Go through the material below and count the lines with the string "text"; the number is the whole answer.

» **Stored records**:
▬▬▬▬▬▬▬▬▬▬

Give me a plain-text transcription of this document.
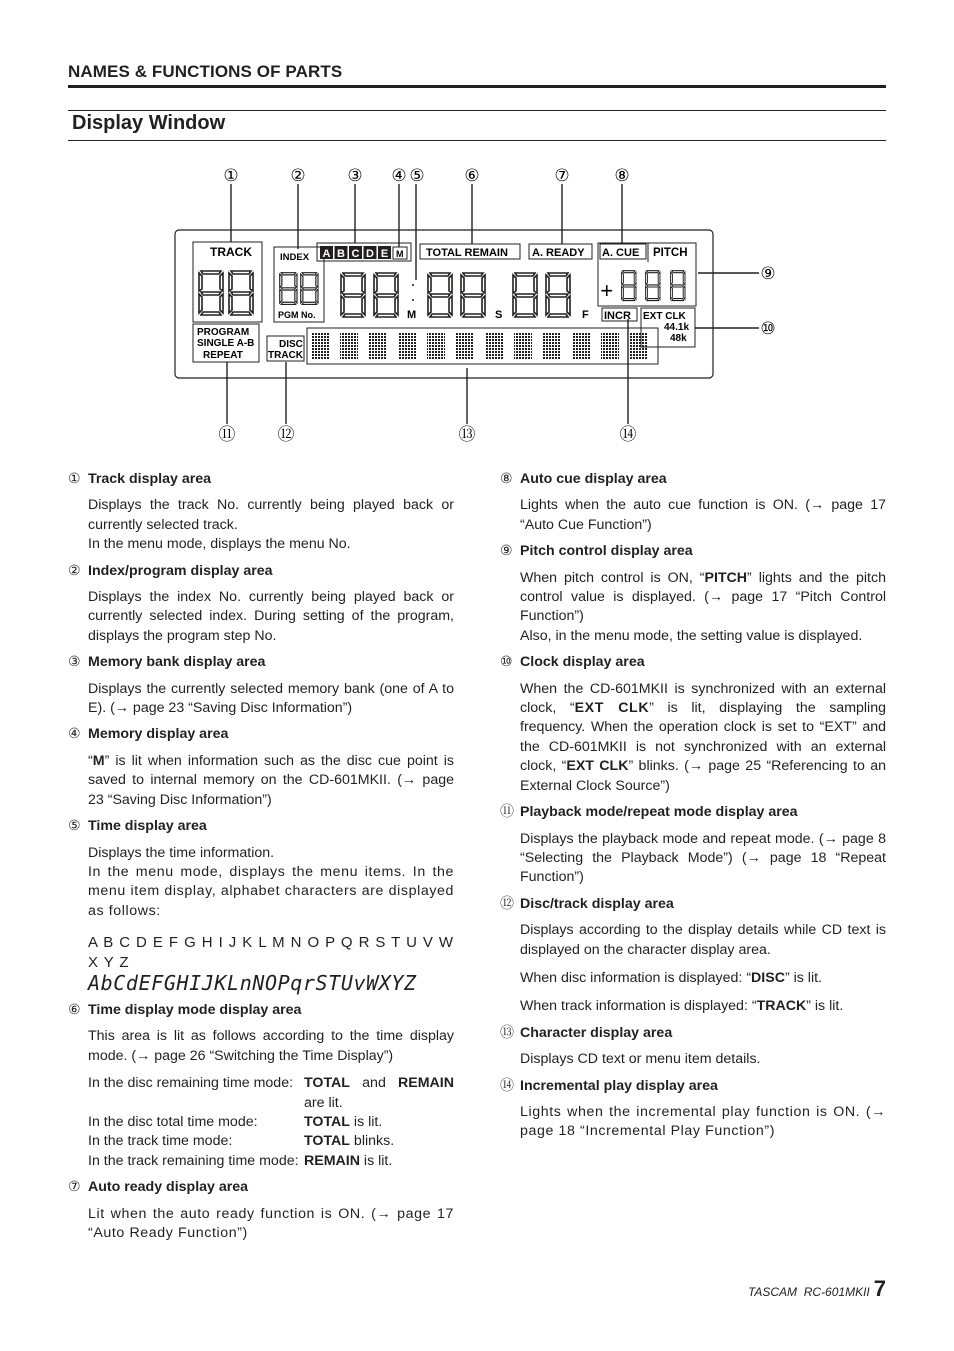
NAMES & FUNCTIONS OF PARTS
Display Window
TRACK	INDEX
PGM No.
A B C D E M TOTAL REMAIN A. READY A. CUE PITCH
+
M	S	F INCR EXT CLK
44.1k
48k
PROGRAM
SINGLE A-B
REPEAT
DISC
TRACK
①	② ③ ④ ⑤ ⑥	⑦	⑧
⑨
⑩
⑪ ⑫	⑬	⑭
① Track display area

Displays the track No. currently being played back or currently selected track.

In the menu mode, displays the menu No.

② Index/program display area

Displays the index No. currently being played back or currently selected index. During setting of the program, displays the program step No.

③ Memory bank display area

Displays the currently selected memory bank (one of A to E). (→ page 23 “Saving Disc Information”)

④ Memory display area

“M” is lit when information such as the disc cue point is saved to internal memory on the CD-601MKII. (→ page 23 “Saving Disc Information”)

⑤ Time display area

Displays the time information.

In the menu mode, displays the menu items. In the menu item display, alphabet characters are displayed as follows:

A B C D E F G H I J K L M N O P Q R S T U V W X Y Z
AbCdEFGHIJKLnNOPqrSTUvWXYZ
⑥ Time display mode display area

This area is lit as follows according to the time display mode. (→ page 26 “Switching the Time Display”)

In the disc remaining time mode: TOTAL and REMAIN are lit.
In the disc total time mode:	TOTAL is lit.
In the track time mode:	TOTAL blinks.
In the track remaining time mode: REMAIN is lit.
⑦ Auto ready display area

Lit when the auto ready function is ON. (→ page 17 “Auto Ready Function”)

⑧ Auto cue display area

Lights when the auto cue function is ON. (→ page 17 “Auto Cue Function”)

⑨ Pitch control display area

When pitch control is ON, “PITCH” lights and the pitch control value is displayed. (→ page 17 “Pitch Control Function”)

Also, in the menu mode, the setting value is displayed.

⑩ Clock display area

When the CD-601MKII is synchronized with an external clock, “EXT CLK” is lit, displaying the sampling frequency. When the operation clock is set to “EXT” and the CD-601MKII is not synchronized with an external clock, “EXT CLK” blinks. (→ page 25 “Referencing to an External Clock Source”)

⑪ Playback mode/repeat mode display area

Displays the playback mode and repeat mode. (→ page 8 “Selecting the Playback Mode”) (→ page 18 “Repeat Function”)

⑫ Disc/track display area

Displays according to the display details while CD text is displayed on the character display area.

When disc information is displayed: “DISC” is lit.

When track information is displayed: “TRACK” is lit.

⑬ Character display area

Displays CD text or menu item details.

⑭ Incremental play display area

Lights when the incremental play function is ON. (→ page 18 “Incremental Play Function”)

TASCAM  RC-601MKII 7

▬▬▬▬▬▬▬▬▬▬

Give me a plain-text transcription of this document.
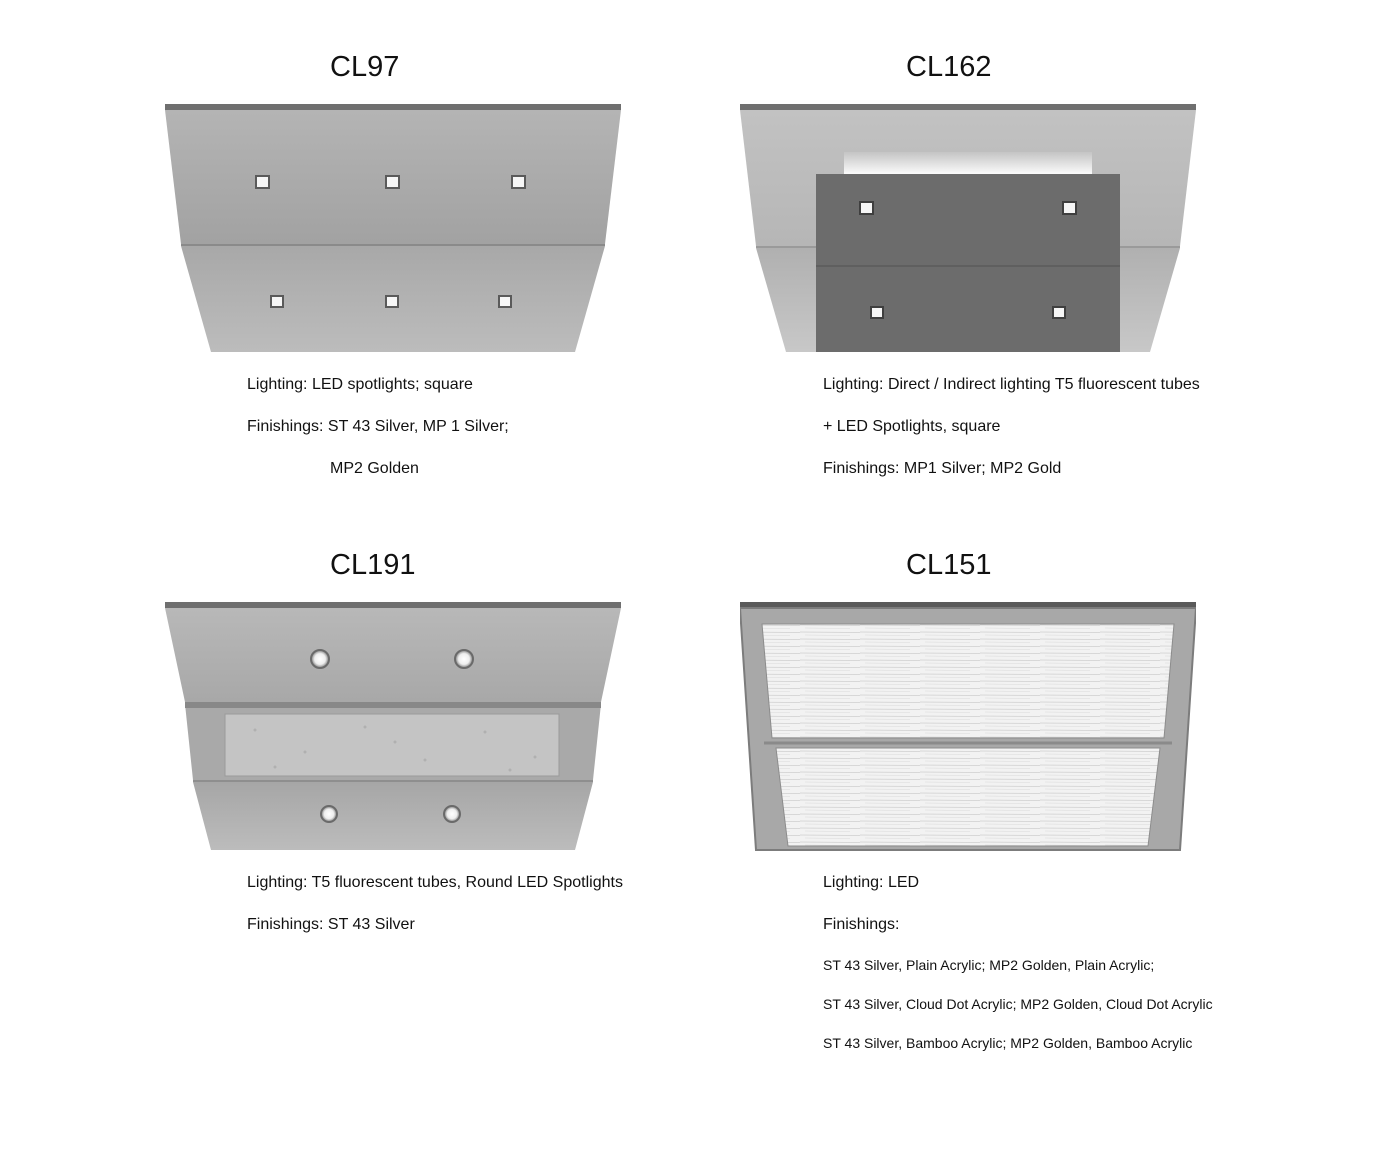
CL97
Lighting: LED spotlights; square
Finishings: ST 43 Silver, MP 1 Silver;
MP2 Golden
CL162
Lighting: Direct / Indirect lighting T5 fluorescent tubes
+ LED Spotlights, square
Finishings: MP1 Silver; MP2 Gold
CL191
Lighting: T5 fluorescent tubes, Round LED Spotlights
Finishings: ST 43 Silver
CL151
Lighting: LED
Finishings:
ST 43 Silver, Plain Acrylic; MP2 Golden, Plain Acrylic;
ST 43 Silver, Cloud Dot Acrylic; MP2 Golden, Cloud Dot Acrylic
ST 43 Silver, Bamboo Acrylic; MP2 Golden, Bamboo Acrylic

▬▬▬▬▬▬▬▬▬▬

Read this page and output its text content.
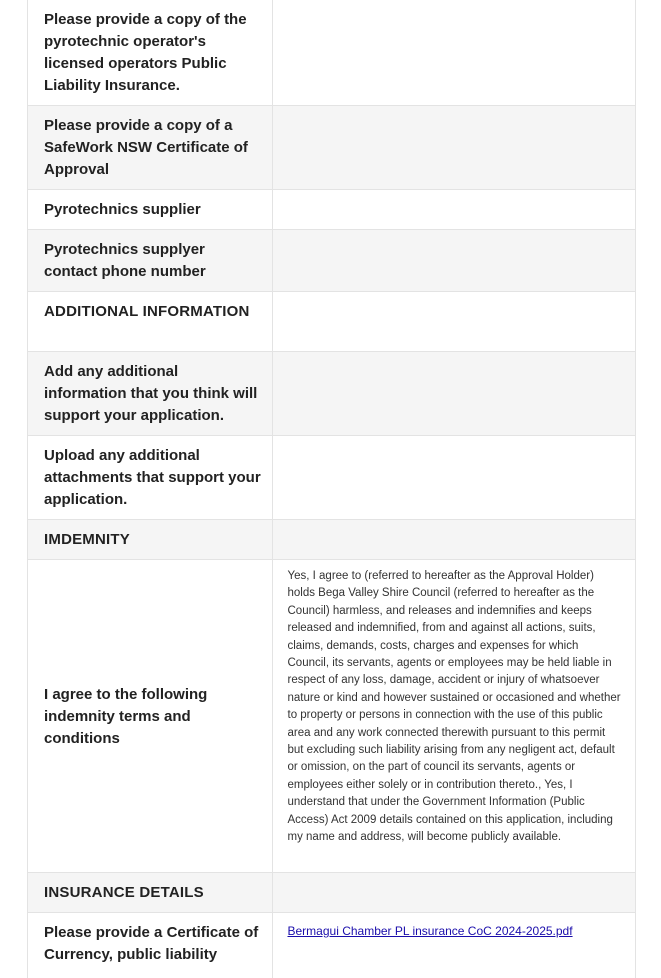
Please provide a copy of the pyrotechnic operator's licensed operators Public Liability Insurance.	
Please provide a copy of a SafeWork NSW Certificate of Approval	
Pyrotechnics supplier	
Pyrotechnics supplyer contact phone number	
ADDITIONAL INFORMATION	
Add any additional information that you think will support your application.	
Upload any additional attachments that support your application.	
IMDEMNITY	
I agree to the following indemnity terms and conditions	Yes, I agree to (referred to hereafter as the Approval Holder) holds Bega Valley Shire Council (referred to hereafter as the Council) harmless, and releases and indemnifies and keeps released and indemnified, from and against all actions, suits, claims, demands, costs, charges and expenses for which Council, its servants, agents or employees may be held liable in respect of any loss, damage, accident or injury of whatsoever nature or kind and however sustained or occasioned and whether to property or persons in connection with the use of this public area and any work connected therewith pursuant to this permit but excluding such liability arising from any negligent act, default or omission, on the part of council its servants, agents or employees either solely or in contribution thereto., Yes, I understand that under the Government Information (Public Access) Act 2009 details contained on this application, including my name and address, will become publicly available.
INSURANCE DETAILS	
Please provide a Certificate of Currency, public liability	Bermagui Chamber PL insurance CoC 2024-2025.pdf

▬▬▬▬▬▬▬▬▬▬

» **Solution to this problem**: 5